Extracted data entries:
--- Begin ---
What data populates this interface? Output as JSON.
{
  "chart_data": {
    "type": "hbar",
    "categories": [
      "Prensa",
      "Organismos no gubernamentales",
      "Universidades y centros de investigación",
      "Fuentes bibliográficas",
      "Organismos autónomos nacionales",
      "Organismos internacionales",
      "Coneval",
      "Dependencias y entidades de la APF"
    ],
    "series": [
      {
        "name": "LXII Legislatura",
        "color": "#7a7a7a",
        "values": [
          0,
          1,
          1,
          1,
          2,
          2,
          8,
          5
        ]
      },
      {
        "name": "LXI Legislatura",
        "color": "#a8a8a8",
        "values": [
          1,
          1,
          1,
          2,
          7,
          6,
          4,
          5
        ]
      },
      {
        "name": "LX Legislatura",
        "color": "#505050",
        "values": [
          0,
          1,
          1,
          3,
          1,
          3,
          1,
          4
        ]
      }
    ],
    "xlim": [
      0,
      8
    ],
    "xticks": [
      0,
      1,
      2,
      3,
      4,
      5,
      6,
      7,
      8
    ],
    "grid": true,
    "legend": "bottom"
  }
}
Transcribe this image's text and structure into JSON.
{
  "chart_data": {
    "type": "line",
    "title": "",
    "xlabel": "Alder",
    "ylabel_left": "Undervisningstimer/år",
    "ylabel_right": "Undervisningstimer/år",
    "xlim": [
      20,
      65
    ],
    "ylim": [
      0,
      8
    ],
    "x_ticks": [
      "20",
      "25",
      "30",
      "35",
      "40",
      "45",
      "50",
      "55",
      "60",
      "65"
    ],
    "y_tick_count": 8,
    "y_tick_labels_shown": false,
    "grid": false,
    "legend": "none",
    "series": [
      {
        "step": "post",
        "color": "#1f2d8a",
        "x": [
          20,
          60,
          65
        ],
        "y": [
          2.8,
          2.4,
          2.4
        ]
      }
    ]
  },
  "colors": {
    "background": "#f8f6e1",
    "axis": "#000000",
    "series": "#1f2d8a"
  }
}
--- End ---
*Exercise aim*. Word for word, quote all of the data above.

*Response to the task*.
What data populates this interface? Output as JSON.
{
  "chart_data": {
    "type": "hbar",
    "categories": [
      "Prensa",
      "Organismos no gubernamentales",
      "Universidades y centros de investigación",
      "Fuentes bibliográficas",
      "Organismos autónomos nacionales",
      "Organismos internacionales",
      "Coneval",
      "Dependencias y entidades de la APF"
    ],
    "series": [
      {
        "name": "LXII Legislatura",
        "color": "#7a7a7a",
        "values": [
          0,
          1,
          1,
          1,
          2,
          2,
          8,
          5
        ]
      },
      {
        "name": "LXI Legislatura",
        "color": "#a8a8a8",
        "values": [
          1,
          1,
          1,
          2,
          7,
          6,
          4,
          5
        ]
      },
      {
        "name": "LX Legislatura",
        "color": "#505050",
        "values": [
          0,
          1,
          1,
          3,
          1,
          3,
          1,
          4
        ]
      }
    ],
    "xlim": [
      0,
      8
    ],
    "xticks": [
      0,
      1,
      2,
      3,
      4,
      5,
      6,
      7,
      8
    ],
    "grid": true,
    "legend": "bottom"
  }
}
Transcribe this image's text and structure into JSON.
{
  "chart_data": {
    "type": "line",
    "title": "",
    "xlabel": "Alder",
    "ylabel_left": "Undervisningstimer/år",
    "ylabel_right": "Undervisningstimer/år",
    "xlim": [
      20,
      65
    ],
    "ylim": [
      0,
      8
    ],
    "x_ticks": [
      "20",
      "25",
      "30",
      "35",
      "40",
      "45",
      "50",
      "55",
      "60",
      "65"
    ],
    "y_tick_count": 8,
    "y_tick_labels_shown": false,
    "grid": false,
    "legend": "none",
    "series": [
      {
        "step": "post",
        "color": "#1f2d8a",
        "x": [
          20,
          60,
          65
        ],
        "y": [
          2.8,
          2.4,
          2.4
        ]
      }
    ]
  },
  "colors": {
    "background": "#f8f6e1",
    "axis": "#000000",
    "series": "#1f2d8a"
  }
}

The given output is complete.